What you should do
From the material below, list every line containing "Financial".

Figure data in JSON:

# # #

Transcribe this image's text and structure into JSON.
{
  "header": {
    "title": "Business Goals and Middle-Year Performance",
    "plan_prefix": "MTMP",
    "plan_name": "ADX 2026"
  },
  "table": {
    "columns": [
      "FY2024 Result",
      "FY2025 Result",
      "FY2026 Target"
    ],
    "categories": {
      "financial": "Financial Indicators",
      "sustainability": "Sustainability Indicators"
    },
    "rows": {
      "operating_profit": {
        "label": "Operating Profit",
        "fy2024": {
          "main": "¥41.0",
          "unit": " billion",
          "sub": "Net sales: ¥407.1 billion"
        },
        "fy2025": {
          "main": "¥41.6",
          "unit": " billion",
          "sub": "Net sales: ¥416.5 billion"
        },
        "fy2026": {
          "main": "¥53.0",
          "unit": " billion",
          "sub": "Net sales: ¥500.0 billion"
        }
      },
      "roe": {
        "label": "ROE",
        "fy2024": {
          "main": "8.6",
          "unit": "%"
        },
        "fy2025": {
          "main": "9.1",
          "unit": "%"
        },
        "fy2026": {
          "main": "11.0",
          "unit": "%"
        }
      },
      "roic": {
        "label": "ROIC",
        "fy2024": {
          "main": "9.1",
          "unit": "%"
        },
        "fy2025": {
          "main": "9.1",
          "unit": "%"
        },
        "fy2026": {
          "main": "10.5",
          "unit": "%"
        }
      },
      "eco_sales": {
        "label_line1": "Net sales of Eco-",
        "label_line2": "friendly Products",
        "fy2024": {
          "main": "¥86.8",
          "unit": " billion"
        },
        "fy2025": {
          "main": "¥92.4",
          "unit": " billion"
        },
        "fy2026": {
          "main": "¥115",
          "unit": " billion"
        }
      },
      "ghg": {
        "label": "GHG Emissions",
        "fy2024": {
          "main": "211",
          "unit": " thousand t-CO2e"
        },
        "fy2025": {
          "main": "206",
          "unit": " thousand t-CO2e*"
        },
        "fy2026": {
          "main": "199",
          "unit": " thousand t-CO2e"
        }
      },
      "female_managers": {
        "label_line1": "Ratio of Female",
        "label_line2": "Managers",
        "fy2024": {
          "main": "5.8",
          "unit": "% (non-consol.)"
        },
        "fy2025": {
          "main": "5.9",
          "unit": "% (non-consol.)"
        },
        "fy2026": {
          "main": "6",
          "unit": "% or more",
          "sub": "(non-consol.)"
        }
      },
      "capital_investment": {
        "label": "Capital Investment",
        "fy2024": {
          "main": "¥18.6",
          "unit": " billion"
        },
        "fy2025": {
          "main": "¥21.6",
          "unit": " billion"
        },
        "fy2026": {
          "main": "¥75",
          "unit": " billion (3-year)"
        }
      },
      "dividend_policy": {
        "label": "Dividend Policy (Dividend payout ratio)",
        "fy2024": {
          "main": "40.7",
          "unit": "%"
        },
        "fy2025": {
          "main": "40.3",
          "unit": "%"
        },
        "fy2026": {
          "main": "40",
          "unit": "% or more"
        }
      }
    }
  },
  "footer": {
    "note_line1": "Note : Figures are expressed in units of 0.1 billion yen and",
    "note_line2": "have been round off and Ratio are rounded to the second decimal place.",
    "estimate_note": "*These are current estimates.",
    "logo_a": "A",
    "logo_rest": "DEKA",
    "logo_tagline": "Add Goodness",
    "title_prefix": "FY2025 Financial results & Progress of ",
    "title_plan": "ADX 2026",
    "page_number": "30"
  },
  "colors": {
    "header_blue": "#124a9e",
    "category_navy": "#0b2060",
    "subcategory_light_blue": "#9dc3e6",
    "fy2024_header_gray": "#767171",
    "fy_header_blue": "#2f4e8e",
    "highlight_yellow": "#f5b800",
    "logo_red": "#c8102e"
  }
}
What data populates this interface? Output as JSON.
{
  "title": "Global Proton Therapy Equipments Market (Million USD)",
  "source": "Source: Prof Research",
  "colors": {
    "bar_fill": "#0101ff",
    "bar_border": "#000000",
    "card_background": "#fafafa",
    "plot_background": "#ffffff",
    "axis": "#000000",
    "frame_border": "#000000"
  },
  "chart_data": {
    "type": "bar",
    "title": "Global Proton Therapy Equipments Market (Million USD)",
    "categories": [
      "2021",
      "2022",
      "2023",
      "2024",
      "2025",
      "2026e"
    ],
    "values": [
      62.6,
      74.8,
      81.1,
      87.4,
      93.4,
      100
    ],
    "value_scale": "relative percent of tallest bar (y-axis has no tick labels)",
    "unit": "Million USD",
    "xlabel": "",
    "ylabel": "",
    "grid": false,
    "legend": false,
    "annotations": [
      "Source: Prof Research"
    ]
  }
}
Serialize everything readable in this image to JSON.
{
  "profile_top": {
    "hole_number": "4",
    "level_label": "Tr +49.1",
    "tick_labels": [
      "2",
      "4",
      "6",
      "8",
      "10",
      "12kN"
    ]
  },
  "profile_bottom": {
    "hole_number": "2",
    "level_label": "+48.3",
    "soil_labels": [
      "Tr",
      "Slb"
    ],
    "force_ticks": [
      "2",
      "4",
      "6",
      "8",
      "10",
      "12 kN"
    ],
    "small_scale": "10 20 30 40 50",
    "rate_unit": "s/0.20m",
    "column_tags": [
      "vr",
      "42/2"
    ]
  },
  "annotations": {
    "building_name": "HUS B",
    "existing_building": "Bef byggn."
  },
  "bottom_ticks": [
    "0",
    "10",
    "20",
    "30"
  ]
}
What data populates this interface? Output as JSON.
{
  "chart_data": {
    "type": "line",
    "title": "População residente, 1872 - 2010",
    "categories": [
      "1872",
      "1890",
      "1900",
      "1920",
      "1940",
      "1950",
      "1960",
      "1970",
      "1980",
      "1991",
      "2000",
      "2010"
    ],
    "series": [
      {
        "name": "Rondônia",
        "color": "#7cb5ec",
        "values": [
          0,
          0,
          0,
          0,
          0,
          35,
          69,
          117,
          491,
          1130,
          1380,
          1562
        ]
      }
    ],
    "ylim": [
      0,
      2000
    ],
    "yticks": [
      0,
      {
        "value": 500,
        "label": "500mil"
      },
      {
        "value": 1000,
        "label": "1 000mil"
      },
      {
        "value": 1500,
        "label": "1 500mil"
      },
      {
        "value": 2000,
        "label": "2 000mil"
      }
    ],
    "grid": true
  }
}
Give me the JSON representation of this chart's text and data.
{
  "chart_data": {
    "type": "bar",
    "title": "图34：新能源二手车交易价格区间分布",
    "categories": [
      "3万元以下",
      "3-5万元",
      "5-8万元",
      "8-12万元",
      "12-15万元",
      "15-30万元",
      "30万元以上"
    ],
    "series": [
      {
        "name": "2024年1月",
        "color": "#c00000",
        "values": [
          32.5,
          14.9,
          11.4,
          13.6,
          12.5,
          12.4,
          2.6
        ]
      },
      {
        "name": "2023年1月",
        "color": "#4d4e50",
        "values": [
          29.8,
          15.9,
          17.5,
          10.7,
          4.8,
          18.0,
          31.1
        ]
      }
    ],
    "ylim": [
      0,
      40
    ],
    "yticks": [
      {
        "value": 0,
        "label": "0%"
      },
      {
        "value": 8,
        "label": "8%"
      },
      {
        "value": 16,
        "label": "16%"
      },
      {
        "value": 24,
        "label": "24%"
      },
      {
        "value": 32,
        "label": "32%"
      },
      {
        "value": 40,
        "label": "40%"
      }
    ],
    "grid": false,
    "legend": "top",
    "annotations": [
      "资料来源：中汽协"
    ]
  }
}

# # #

Solution for this task
      "financial": "Financial Indicators",
    "title_prefix": "FY2025 Financial results & Progress of ",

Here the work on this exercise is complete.